[Stored records]

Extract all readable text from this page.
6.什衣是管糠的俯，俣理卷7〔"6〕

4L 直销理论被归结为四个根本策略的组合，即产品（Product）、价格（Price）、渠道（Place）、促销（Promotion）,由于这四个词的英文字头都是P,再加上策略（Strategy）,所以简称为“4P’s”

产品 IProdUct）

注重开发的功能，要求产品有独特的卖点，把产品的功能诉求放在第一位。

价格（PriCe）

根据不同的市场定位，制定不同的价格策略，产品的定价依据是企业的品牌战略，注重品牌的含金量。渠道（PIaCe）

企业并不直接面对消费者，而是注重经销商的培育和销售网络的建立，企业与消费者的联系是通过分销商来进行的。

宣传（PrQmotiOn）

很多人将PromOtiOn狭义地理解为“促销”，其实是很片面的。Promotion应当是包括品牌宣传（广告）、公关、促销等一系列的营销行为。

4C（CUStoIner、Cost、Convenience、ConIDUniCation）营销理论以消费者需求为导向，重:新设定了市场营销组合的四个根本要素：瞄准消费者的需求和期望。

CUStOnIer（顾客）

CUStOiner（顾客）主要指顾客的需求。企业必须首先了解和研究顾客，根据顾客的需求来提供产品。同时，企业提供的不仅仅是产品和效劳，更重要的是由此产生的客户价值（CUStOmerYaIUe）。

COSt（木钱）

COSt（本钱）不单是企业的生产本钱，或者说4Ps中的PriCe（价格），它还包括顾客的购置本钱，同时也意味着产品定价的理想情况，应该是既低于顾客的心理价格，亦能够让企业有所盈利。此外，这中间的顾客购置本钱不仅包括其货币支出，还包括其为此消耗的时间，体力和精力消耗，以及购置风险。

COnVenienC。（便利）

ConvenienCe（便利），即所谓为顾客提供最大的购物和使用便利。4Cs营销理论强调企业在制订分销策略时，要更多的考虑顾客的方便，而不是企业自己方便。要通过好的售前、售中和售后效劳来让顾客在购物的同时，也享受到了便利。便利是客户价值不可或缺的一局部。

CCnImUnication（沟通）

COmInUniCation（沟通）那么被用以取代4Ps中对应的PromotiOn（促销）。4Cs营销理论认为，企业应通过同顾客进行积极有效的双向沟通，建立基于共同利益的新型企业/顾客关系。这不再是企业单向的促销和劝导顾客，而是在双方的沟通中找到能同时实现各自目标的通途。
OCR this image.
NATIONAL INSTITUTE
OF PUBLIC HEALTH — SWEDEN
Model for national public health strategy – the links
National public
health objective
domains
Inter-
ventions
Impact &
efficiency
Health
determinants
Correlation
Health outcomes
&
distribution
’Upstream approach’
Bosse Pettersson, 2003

REQUIRED WORK:
Nothing may be left out: return each entry exactly as it reads.

RESULT OF THIS EXERCISE:
Extract all readable text from this page.
6.什衣是管糠的俯，俣理卷7〔"6〕

4L 直销理论被归结为四个根本策略的组合，即产品（Product）、价格（Price）、渠道（Place）、促销（Promotion）,由于这四个词的英文字头都是P,再加上策略（Strategy）,所以简称为“4P’s”

产品 IProdUct）

注重开发的功能，要求产品有独特的卖点，把产品的功能诉求放在第一位。

价格（PriCe）

根据不同的市场定位，制定不同的价格策略，产品的定价依据是企业的品牌战略，注重品牌的含金量。渠道（PIaCe）

企业并不直接面对消费者，而是注重经销商的培育和销售网络的建立，企业与消费者的联系是通过分销商来进行的。

宣传（PrQmotiOn）

很多人将PromOtiOn狭义地理解为“促销”，其实是很片面的。Promotion应当是包括品牌宣传（广告）、公关、促销等一系列的营销行为。

4C（CUStoIner、Cost、Convenience、ConIDUniCation）营销理论以消费者需求为导向，重:新设定了市场营销组合的四个根本要素：瞄准消费者的需求和期望。

CUStOnIer（顾客）

CUStOiner（顾客）主要指顾客的需求。企业必须首先了解和研究顾客，根据顾客的需求来提供产品。同时，企业提供的不仅仅是产品和效劳，更重要的是由此产生的客户价值（CUStOmerYaIUe）。

COSt（木钱）

COSt（本钱）不单是企业的生产本钱，或者说4Ps中的PriCe（价格），它还包括顾客的购置本钱，同时也意味着产品定价的理想情况，应该是既低于顾客的心理价格，亦能够让企业有所盈利。此外，这中间的顾客购置本钱不仅包括其货币支出，还包括其为此消耗的时间，体力和精力消耗，以及购置风险。

COnVenienC。（便利）

ConvenienCe（便利），即所谓为顾客提供最大的购物和使用便利。4Cs营销理论强调企业在制订分销策略时，要更多的考虑顾客的方便，而不是企业自己方便。要通过好的售前、售中和售后效劳来让顾客在购物的同时，也享受到了便利。便利是客户价值不可或缺的一局部。

CCnImUnication（沟通）

COmInUniCation（沟通）那么被用以取代4Ps中对应的PromotiOn（促销）。4Cs营销理论认为，企业应通过同顾客进行积极有效的双向沟通，建立基于共同利益的新型企业/顾客关系。这不再是企业单向的促销和劝导顾客，而是在双方的沟通中找到能同时实现各自目标的通途。
OCR this image.
NATIONAL INSTITUTE
OF PUBLIC HEALTH — SWEDEN
Model for national public health strategy – the links
National public
health objective
domains
Inter-
ventions
Impact &
efficiency
Health
determinants
Correlation
Health outcomes
&
distribution
’Upstream approach’
Bosse Pettersson, 2003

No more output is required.